▶ Problem to solve
Look through the listing below and give the number of lines that hold "label". Say nothing more.

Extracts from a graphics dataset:
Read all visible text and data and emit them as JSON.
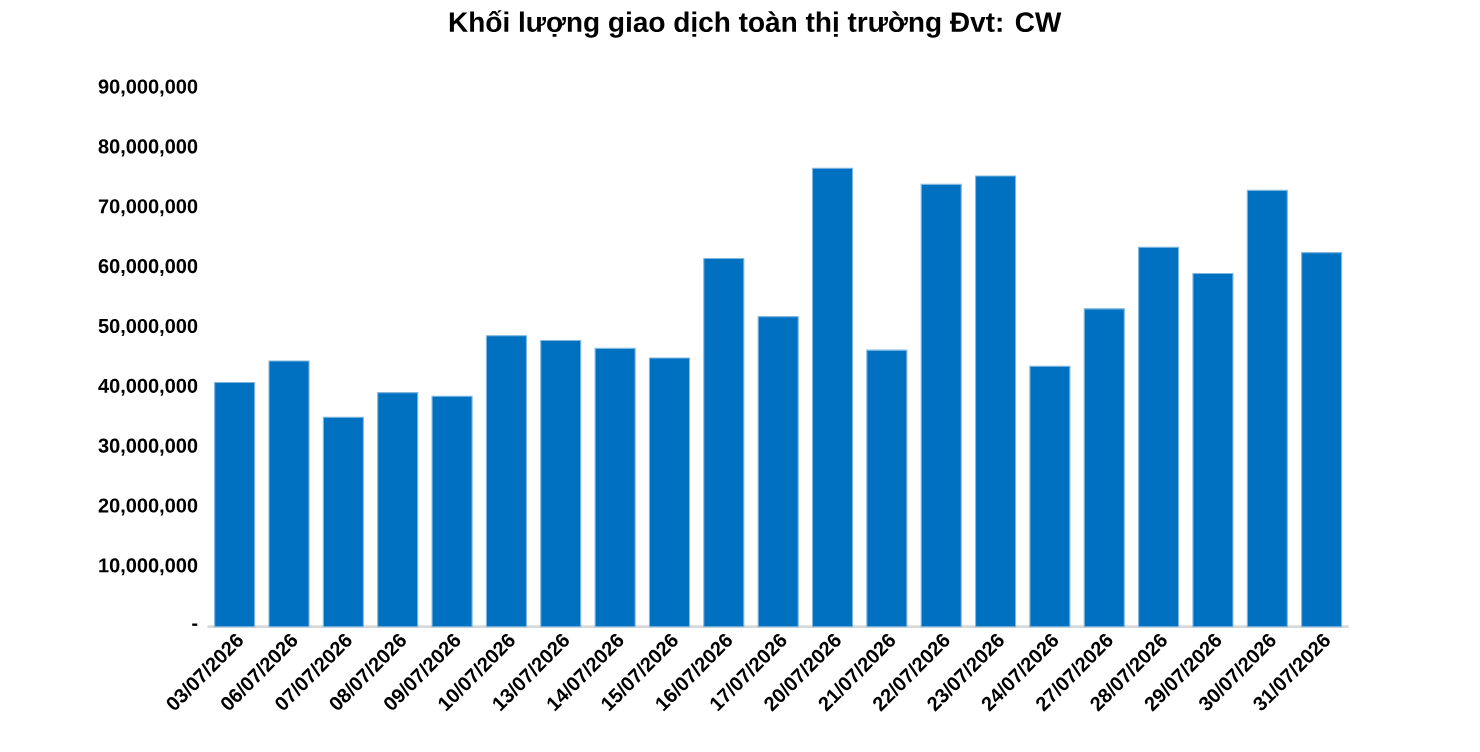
{
  "chart_data": {
    "type": "bar",
    "title": "Khối lượng giao dịch toàn thị trường Đvt: CW",
    "categories": [
      "03/07/2026",
      "06/07/2026",
      "07/07/2026",
      "08/07/2026",
      "09/07/2026",
      "10/07/2026",
      "13/07/2026",
      "14/07/2026",
      "15/07/2026",
      "16/07/2026",
      "17/07/2026",
      "20/07/2026",
      "21/07/2026",
      "22/07/2026",
      "23/07/2026",
      "24/07/2026",
      "27/07/2026",
      "28/07/2026",
      "29/07/2026",
      "30/07/2026",
      "31/07/2026"
    ],
    "values": [
      40800000,
      44400000,
      35000000,
      39100000,
      38500000,
      48600000,
      47800000,
      46500000,
      44900000,
      61500000,
      51800000,
      76600000,
      46200000,
      73900000,
      75300000,
      43500000,
      53100000,
      63400000,
      59000000,
      72900000,
      62500000
    ],
    "color": "#0070c0",
    "ylim": [
      0,
      90000000
    ],
    "yticks": [
      {
        "value": 0,
        "label": "-"
      },
      {
        "value": 10000000,
        "label": "10,000,000"
      },
      {
        "value": 20000000,
        "label": "20,000,000"
      },
      {
        "value": 30000000,
        "label": "30,000,000"
      },
      {
        "value": 40000000,
        "label": "40,000,000"
      },
      {
        "value": 50000000,
        "label": "50,000,000"
      },
      {
        "value": 60000000,
        "label": "60,000,000"
      },
      {
        "value": 70000000,
        "label": "70,000,000"
      },
      {
        "value": 80000000,
        "label": "80,000,000"
      },
      {
        "value": 90000000,
        "label": "90,000,000"
      }
    ],
    "grid": false
  }
}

▶ Task response
10